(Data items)
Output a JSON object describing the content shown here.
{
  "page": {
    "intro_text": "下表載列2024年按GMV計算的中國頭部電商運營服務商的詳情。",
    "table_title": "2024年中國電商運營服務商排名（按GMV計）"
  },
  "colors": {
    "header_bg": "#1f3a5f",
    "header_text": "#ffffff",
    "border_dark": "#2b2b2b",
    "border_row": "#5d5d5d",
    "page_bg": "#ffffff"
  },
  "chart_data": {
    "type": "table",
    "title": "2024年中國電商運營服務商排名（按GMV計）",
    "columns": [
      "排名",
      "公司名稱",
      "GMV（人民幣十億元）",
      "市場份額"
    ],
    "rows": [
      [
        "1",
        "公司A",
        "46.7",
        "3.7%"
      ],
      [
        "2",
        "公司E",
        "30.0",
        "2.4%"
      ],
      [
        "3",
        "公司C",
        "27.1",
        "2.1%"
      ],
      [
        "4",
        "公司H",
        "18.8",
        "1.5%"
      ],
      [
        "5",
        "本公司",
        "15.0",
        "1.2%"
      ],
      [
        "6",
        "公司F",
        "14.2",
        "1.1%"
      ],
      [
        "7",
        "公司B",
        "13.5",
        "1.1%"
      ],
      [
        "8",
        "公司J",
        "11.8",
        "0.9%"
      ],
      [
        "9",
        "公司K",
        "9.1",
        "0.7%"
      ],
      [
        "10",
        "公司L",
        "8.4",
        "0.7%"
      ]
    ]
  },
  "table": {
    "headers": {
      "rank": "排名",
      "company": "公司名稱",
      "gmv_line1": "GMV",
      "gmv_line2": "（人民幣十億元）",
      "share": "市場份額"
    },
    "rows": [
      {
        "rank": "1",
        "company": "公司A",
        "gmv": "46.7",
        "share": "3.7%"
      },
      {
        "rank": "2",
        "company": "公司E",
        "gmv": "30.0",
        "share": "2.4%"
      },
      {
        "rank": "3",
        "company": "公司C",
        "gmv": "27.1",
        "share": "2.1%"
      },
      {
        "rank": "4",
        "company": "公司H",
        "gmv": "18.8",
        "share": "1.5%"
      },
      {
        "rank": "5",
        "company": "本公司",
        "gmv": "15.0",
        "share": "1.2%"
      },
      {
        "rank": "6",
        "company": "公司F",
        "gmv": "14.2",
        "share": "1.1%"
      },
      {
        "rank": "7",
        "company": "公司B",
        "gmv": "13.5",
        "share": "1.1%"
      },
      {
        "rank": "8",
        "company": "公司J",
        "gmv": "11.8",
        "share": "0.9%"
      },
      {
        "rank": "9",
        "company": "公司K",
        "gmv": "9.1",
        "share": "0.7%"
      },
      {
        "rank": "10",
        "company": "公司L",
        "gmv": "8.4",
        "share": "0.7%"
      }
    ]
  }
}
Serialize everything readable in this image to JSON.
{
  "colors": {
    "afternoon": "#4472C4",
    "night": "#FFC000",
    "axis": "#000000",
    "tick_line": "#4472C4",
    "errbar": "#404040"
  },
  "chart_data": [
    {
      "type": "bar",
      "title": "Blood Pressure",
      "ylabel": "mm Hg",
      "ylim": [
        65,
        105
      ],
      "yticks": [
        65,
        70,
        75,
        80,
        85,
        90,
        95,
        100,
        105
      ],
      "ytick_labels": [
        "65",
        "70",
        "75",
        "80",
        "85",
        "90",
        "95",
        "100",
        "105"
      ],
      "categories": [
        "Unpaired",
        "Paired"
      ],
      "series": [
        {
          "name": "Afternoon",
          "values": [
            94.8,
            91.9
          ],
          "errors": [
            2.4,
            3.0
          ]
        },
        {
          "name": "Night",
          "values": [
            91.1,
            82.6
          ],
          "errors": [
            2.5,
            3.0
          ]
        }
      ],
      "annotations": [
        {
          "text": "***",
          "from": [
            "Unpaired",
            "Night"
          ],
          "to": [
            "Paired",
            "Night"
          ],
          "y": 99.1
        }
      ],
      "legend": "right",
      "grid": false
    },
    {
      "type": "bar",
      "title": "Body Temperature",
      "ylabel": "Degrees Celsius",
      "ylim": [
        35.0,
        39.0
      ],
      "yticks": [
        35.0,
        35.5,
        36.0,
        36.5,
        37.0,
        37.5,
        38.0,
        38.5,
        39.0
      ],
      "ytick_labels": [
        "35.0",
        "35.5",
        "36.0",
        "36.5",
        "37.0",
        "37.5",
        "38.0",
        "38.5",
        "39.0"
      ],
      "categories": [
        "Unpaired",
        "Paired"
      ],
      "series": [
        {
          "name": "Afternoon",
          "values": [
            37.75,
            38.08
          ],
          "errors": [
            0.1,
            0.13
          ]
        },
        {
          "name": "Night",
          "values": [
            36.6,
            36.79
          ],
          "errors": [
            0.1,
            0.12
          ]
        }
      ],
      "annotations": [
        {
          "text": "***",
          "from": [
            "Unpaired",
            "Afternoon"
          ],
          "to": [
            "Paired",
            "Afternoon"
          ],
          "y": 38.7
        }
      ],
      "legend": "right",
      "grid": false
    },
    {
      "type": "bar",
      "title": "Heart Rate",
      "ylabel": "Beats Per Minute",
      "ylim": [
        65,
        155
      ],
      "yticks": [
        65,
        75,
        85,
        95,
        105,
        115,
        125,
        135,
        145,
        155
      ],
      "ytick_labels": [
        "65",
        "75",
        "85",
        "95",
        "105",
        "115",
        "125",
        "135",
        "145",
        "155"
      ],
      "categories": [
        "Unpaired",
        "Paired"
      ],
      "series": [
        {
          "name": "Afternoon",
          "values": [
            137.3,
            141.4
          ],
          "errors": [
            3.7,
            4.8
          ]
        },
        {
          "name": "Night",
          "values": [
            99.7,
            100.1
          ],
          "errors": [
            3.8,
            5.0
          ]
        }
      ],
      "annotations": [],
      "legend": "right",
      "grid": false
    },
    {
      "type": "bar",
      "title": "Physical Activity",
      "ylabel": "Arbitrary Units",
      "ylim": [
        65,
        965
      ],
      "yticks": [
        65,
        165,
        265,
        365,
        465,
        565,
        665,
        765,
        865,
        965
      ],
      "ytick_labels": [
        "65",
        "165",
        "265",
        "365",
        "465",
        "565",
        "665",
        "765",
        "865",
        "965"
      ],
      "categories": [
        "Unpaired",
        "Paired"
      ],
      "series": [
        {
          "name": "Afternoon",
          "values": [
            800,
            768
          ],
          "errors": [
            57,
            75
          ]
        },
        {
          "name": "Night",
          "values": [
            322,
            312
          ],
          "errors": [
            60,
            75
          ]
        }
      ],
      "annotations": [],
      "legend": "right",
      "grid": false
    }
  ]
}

Problem details :: Using the exact wording, write out all of the records.

Solution to this exercise ::
Output a JSON object describing the content shown here.
{
  "page": {
    "intro_text": "下表載列2024年按GMV計算的中國頭部電商運營服務商的詳情。",
    "table_title": "2024年中國電商運營服務商排名（按GMV計）"
  },
  "colors": {
    "header_bg": "#1f3a5f",
    "header_text": "#ffffff",
    "border_dark": "#2b2b2b",
    "border_row": "#5d5d5d",
    "page_bg": "#ffffff"
  },
  "chart_data": {
    "type": "table",
    "title": "2024年中國電商運營服務商排名（按GMV計）",
    "columns": [
      "排名",
      "公司名稱",
      "GMV（人民幣十億元）",
      "市場份額"
    ],
    "rows": [
      [
        "1",
        "公司A",
        "46.7",
        "3.7%"
      ],
      [
        "2",
        "公司E",
        "30.0",
        "2.4%"
      ],
      [
        "3",
        "公司C",
        "27.1",
        "2.1%"
      ],
      [
        "4",
        "公司H",
        "18.8",
        "1.5%"
      ],
      [
        "5",
        "本公司",
        "15.0",
        "1.2%"
      ],
      [
        "6",
        "公司F",
        "14.2",
        "1.1%"
      ],
      [
        "7",
        "公司B",
        "13.5",
        "1.1%"
      ],
      [
        "8",
        "公司J",
        "11.8",
        "0.9%"
      ],
      [
        "9",
        "公司K",
        "9.1",
        "0.7%"
      ],
      [
        "10",
        "公司L",
        "8.4",
        "0.7%"
      ]
    ]
  },
  "table": {
    "headers": {
      "rank": "排名",
      "company": "公司名稱",
      "gmv_line1": "GMV",
      "gmv_line2": "（人民幣十億元）",
      "share": "市場份額"
    },
    "rows": [
      {
        "rank": "1",
        "company": "公司A",
        "gmv": "46.7",
        "share": "3.7%"
      },
      {
        "rank": "2",
        "company": "公司E",
        "gmv": "30.0",
        "share": "2.4%"
      },
      {
        "rank": "3",
        "company": "公司C",
        "gmv": "27.1",
        "share": "2.1%"
      },
      {
        "rank": "4",
        "company": "公司H",
        "gmv": "18.8",
        "share": "1.5%"
      },
      {
        "rank": "5",
        "company": "本公司",
        "gmv": "15.0",
        "share": "1.2%"
      },
      {
        "rank": "6",
        "company": "公司F",
        "gmv": "14.2",
        "share": "1.1%"
      },
      {
        "rank": "7",
        "company": "公司B",
        "gmv": "13.5",
        "share": "1.1%"
      },
      {
        "rank": "8",
        "company": "公司J",
        "gmv": "11.8",
        "share": "0.9%"
      },
      {
        "rank": "9",
        "company": "公司K",
        "gmv": "9.1",
        "share": "0.7%"
      },
      {
        "rank": "10",
        "company": "公司L",
        "gmv": "8.4",
        "share": "0.7%"
      }
    ]
  }
}
Serialize everything readable in this image to JSON.
{
  "colors": {
    "afternoon": "#4472C4",
    "night": "#FFC000",
    "axis": "#000000",
    "tick_line": "#4472C4",
    "errbar": "#404040"
  },
  "chart_data": [
    {
      "type": "bar",
      "title": "Blood Pressure",
      "ylabel": "mm Hg",
      "ylim": [
        65,
        105
      ],
      "yticks": [
        65,
        70,
        75,
        80,
        85,
        90,
        95,
        100,
        105
      ],
      "ytick_labels": [
        "65",
        "70",
        "75",
        "80",
        "85",
        "90",
        "95",
        "100",
        "105"
      ],
      "categories": [
        "Unpaired",
        "Paired"
      ],
      "series": [
        {
          "name": "Afternoon",
          "values": [
            94.8,
            91.9
          ],
          "errors": [
            2.4,
            3.0
          ]
        },
        {
          "name": "Night",
          "values": [
            91.1,
            82.6
          ],
          "errors": [
            2.5,
            3.0
          ]
        }
      ],
      "annotations": [
        {
          "text": "***",
          "from": [
            "Unpaired",
            "Night"
          ],
          "to": [
            "Paired",
            "Night"
          ],
          "y": 99.1
        }
      ],
      "legend": "right",
      "grid": false
    },
    {
      "type": "bar",
      "title": "Body Temperature",
      "ylabel": "Degrees Celsius",
      "ylim": [
        35.0,
        39.0
      ],
      "yticks": [
        35.0,
        35.5,
        36.0,
        36.5,
        37.0,
        37.5,
        38.0,
        38.5,
        39.0
      ],
      "ytick_labels": [
        "35.0",
        "35.5",
        "36.0",
        "36.5",
        "37.0",
        "37.5",
        "38.0",
        "38.5",
        "39.0"
      ],
      "categories": [
        "Unpaired",
        "Paired"
      ],
      "series": [
        {
          "name": "Afternoon",
          "values": [
            37.75,
            38.08
          ],
          "errors": [
            0.1,
            0.13
          ]
        },
        {
          "name": "Night",
          "values": [
            36.6,
            36.79
          ],
          "errors": [
            0.1,
            0.12
          ]
        }
      ],
      "annotations": [
        {
          "text": "***",
          "from": [
            "Unpaired",
            "Afternoon"
          ],
          "to": [
            "Paired",
            "Afternoon"
          ],
          "y": 38.7
        }
      ],
      "legend": "right",
      "grid": false
    },
    {
      "type": "bar",
      "title": "Heart Rate",
      "ylabel": "Beats Per Minute",
      "ylim": [
        65,
        155
      ],
      "yticks": [
        65,
        75,
        85,
        95,
        105,
        115,
        125,
        135,
        145,
        155
      ],
      "ytick_labels": [
        "65",
        "75",
        "85",
        "95",
        "105",
        "115",
        "125",
        "135",
        "145",
        "155"
      ],
      "categories": [
        "Unpaired",
        "Paired"
      ],
      "series": [
        {
          "name": "Afternoon",
          "values": [
            137.3,
            141.4
          ],
          "errors": [
            3.7,
            4.8
          ]
        },
        {
          "name": "Night",
          "values": [
            99.7,
            100.1
          ],
          "errors": [
            3.8,
            5.0
          ]
        }
      ],
      "annotations": [],
      "legend": "right",
      "grid": false
    },
    {
      "type": "bar",
      "title": "Physical Activity",
      "ylabel": "Arbitrary Units",
      "ylim": [
        65,
        965
      ],
      "yticks": [
        65,
        165,
        265,
        365,
        465,
        565,
        665,
        765,
        865,
        965
      ],
      "ytick_labels": [
        "65",
        "165",
        "265",
        "365",
        "465",
        "565",
        "665",
        "765",
        "865",
        "965"
      ],
      "categories": [
        "Unpaired",
        "Paired"
      ],
      "series": [
        {
          "name": "Afternoon",
          "values": [
            800,
            768
          ],
          "errors": [
            57,
            75
          ]
        },
        {
          "name": "Night",
          "values": [
            322,
            312
          ],
          "errors": [
            60,
            75
          ]
        }
      ],
      "annotations": [],
      "legend": "right",
      "grid": false
    }
  ]
}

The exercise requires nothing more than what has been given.